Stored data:
--- start ---

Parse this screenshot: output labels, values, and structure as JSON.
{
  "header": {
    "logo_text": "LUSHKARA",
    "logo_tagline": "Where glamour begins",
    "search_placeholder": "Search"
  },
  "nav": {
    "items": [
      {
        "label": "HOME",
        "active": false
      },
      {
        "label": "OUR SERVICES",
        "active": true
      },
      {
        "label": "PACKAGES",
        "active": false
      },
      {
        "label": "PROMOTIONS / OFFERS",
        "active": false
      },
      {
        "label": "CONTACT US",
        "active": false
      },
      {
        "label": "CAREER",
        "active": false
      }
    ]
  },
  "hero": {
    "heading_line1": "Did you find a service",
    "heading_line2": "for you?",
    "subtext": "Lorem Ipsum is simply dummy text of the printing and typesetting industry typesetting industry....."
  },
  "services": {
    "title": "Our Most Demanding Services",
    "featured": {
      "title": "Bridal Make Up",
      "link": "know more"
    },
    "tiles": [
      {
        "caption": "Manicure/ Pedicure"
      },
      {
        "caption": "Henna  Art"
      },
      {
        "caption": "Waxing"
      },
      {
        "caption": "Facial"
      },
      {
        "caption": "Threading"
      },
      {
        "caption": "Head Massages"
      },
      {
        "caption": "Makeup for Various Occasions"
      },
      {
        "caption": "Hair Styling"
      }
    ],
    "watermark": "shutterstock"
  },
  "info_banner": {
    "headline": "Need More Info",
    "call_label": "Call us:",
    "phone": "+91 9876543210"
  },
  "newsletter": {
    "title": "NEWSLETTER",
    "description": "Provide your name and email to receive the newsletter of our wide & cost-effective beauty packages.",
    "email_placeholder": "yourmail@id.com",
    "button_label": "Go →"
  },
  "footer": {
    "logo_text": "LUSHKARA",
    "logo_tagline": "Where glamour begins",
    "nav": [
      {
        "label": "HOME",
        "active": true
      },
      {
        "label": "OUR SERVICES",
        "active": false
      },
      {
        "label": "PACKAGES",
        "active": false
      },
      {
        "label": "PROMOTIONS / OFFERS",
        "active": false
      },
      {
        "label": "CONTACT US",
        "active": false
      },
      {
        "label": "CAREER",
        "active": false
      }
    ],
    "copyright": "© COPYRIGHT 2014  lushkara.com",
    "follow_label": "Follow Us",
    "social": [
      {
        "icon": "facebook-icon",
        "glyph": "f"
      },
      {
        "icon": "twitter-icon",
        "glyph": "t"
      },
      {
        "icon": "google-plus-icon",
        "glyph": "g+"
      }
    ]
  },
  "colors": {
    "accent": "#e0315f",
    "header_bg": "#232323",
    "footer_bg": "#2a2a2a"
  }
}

--- end ---

» TASK TO COMPLETE
Search the data for "icon". Copy every line that has it.

» EXERCISE OUTPUT
        "icon": "facebook-icon",
        "icon": "twitter-icon",
        "icon": "google-plus-icon",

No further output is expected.